[begin PROVIDED INFORMATION]

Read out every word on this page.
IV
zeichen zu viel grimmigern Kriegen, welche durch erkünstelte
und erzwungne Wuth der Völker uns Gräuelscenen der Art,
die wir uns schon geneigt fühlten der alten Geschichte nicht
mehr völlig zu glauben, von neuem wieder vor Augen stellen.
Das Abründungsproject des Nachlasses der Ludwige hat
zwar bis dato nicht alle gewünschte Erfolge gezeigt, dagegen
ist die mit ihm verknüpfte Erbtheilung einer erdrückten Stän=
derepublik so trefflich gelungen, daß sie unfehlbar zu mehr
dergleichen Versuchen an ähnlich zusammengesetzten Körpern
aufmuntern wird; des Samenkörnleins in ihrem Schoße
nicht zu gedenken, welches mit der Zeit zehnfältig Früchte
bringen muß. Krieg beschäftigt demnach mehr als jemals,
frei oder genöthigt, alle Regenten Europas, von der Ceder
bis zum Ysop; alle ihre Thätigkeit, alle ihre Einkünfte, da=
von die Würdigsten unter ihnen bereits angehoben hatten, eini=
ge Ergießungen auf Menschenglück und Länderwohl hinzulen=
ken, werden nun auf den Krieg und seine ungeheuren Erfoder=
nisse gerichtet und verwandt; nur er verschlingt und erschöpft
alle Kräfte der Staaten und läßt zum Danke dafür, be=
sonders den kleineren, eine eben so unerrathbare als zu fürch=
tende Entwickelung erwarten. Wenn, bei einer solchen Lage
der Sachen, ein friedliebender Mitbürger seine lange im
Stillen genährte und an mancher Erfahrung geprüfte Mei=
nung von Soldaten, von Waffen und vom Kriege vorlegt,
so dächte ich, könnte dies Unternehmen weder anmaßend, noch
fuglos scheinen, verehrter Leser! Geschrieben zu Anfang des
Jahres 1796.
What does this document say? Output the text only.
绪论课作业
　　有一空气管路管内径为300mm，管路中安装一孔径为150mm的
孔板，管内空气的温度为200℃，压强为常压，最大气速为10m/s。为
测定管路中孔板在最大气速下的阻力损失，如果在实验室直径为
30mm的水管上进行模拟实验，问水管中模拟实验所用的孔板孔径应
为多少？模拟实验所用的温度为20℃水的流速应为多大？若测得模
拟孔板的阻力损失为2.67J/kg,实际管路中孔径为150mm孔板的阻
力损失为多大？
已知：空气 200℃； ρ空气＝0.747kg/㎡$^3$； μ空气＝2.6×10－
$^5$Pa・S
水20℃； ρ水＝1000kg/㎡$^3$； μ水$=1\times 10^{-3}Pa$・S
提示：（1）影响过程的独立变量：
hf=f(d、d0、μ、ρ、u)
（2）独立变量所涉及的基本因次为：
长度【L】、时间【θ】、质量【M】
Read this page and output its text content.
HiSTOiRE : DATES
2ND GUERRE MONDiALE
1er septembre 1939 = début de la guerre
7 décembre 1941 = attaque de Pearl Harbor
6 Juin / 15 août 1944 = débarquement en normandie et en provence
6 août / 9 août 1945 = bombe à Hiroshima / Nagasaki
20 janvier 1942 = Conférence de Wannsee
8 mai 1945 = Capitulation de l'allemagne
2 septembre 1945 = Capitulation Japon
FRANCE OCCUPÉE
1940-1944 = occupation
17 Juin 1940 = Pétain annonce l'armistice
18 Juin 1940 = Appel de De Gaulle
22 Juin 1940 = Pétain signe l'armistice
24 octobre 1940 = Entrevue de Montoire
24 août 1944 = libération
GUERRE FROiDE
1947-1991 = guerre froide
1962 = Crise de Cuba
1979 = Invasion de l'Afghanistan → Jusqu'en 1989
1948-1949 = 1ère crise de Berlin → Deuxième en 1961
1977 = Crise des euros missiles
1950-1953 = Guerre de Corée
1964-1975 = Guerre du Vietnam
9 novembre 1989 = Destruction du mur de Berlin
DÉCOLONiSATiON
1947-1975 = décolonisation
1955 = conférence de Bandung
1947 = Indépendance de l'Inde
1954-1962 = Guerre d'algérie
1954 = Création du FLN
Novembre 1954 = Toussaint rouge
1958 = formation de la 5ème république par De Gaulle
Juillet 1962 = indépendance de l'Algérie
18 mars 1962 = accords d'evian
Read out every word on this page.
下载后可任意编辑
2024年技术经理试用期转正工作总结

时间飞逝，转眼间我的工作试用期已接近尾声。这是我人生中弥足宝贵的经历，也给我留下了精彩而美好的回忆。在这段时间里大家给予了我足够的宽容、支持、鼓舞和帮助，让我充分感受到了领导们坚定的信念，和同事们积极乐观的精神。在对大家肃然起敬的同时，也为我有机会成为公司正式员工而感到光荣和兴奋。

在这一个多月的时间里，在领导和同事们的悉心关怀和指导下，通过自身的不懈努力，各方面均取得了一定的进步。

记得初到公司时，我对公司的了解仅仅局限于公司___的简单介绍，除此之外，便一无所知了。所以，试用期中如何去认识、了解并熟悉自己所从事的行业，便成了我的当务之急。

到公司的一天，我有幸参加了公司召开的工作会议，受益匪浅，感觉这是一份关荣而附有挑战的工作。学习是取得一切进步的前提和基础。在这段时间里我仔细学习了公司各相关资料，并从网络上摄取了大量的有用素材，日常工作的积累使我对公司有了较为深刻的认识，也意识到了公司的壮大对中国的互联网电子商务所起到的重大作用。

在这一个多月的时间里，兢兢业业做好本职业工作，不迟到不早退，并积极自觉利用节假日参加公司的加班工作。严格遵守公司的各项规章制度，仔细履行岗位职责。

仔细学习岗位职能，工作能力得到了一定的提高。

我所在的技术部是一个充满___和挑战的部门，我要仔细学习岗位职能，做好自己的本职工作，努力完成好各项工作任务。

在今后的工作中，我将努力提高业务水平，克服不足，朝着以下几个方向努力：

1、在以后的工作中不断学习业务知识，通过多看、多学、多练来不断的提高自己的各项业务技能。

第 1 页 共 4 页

[end PROVIDED INFORMATION]

▶ _STATED TASK_
Output every record above exactly as it appears.

▶ _SOLUTION_
Read out every word on this page.
IV
zeichen zu viel grimmigern Kriegen, welche durch erkünstelte
und erzwungne Wuth der Völker uns Gräuelscenen der Art,
die wir uns schon geneigt fühlten der alten Geschichte nicht
mehr völlig zu glauben, von neuem wieder vor Augen stellen.
Das Abründungsproject des Nachlasses der Ludwige hat
zwar bis dato nicht alle gewünschte Erfolge gezeigt, dagegen
ist die mit ihm verknüpfte Erbtheilung einer erdrückten Stän=
derepublik so trefflich gelungen, daß sie unfehlbar zu mehr
dergleichen Versuchen an ähnlich zusammengesetzten Körpern
aufmuntern wird; des Samenkörnleins in ihrem Schoße
nicht zu gedenken, welches mit der Zeit zehnfältig Früchte
bringen muß. Krieg beschäftigt demnach mehr als jemals,
frei oder genöthigt, alle Regenten Europas, von der Ceder
bis zum Ysop; alle ihre Thätigkeit, alle ihre Einkünfte, da=
von die Würdigsten unter ihnen bereits angehoben hatten, eini=
ge Ergießungen auf Menschenglück und Länderwohl hinzulen=
ken, werden nun auf den Krieg und seine ungeheuren Erfoder=
nisse gerichtet und verwandt; nur er verschlingt und erschöpft
alle Kräfte der Staaten und läßt zum Danke dafür, be=
sonders den kleineren, eine eben so unerrathbare als zu fürch=
tende Entwickelung erwarten. Wenn, bei einer solchen Lage
der Sachen, ein friedliebender Mitbürger seine lange im
Stillen genährte und an mancher Erfahrung geprüfte Mei=
nung von Soldaten, von Waffen und vom Kriege vorlegt,
so dächte ich, könnte dies Unternehmen weder anmaßend, noch
fuglos scheinen, verehrter Leser! Geschrieben zu Anfang des
Jahres 1796.
What does this document say? Output the text only.
绪论课作业
　　有一空气管路管内径为300mm，管路中安装一孔径为150mm的
孔板，管内空气的温度为200℃，压强为常压，最大气速为10m/s。为
测定管路中孔板在最大气速下的阻力损失，如果在实验室直径为
30mm的水管上进行模拟实验，问水管中模拟实验所用的孔板孔径应
为多少？模拟实验所用的温度为20℃水的流速应为多大？若测得模
拟孔板的阻力损失为2.67J/kg,实际管路中孔径为150mm孔板的阻
力损失为多大？
已知：空气 200℃； ρ空气＝0.747kg/㎡$^3$； μ空气＝2.6×10－
$^5$Pa・S
水20℃； ρ水＝1000kg/㎡$^3$； μ水$=1\times 10^{-3}Pa$・S
提示：（1）影响过程的独立变量：
hf=f(d、d0、μ、ρ、u)
（2）独立变量所涉及的基本因次为：
长度【L】、时间【θ】、质量【M】
Read this page and output its text content.
HiSTOiRE : DATES
2ND GUERRE MONDiALE
1er septembre 1939 = début de la guerre
7 décembre 1941 = attaque de Pearl Harbor
6 Juin / 15 août 1944 = débarquement en normandie et en provence
6 août / 9 août 1945 = bombe à Hiroshima / Nagasaki
20 janvier 1942 = Conférence de Wannsee
8 mai 1945 = Capitulation de l'allemagne
2 septembre 1945 = Capitulation Japon
FRANCE OCCUPÉE
1940-1944 = occupation
17 Juin 1940 = Pétain annonce l'armistice
18 Juin 1940 = Appel de De Gaulle
22 Juin 1940 = Pétain signe l'armistice
24 octobre 1940 = Entrevue de Montoire
24 août 1944 = libération
GUERRE FROiDE
1947-1991 = guerre froide
1962 = Crise de Cuba
1979 = Invasion de l'Afghanistan → Jusqu'en 1989
1948-1949 = 1ère crise de Berlin → Deuxième en 1961
1977 = Crise des euros missiles
1950-1953 = Guerre de Corée
1964-1975 = Guerre du Vietnam
9 novembre 1989 = Destruction du mur de Berlin
DÉCOLONiSATiON
1947-1975 = décolonisation
1955 = conférence de Bandung
1947 = Indépendance de l'Inde
1954-1962 = Guerre d'algérie
1954 = Création du FLN
Novembre 1954 = Toussaint rouge
1958 = formation de la 5ème république par De Gaulle
Juillet 1962 = indépendance de l'Algérie
18 mars 1962 = accords d'evian
Read out every word on this page.
下载后可任意编辑
2024年技术经理试用期转正工作总结

时间飞逝，转眼间我的工作试用期已接近尾声。这是我人生中弥足宝贵的经历，也给我留下了精彩而美好的回忆。在这段时间里大家给予了我足够的宽容、支持、鼓舞和帮助，让我充分感受到了领导们坚定的信念，和同事们积极乐观的精神。在对大家肃然起敬的同时，也为我有机会成为公司正式员工而感到光荣和兴奋。

在这一个多月的时间里，在领导和同事们的悉心关怀和指导下，通过自身的不懈努力，各方面均取得了一定的进步。

记得初到公司时，我对公司的了解仅仅局限于公司___的简单介绍，除此之外，便一无所知了。所以，试用期中如何去认识、了解并熟悉自己所从事的行业，便成了我的当务之急。

到公司的一天，我有幸参加了公司召开的工作会议，受益匪浅，感觉这是一份关荣而附有挑战的工作。学习是取得一切进步的前提和基础。在这段时间里我仔细学习了公司各相关资料，并从网络上摄取了大量的有用素材，日常工作的积累使我对公司有了较为深刻的认识，也意识到了公司的壮大对中国的互联网电子商务所起到的重大作用。

在这一个多月的时间里，兢兢业业做好本职业工作，不迟到不早退，并积极自觉利用节假日参加公司的加班工作。严格遵守公司的各项规章制度，仔细履行岗位职责。

仔细学习岗位职能，工作能力得到了一定的提高。

我所在的技术部是一个充满___和挑战的部门，我要仔细学习岗位职能，做好自己的本职工作，努力完成好各项工作任务。

在今后的工作中，我将努力提高业务水平，克服不足，朝着以下几个方向努力：

1、在以后的工作中不断学习业务知识，通过多看、多学、多练来不断的提高自己的各项业务技能。

第 1 页 共 4 页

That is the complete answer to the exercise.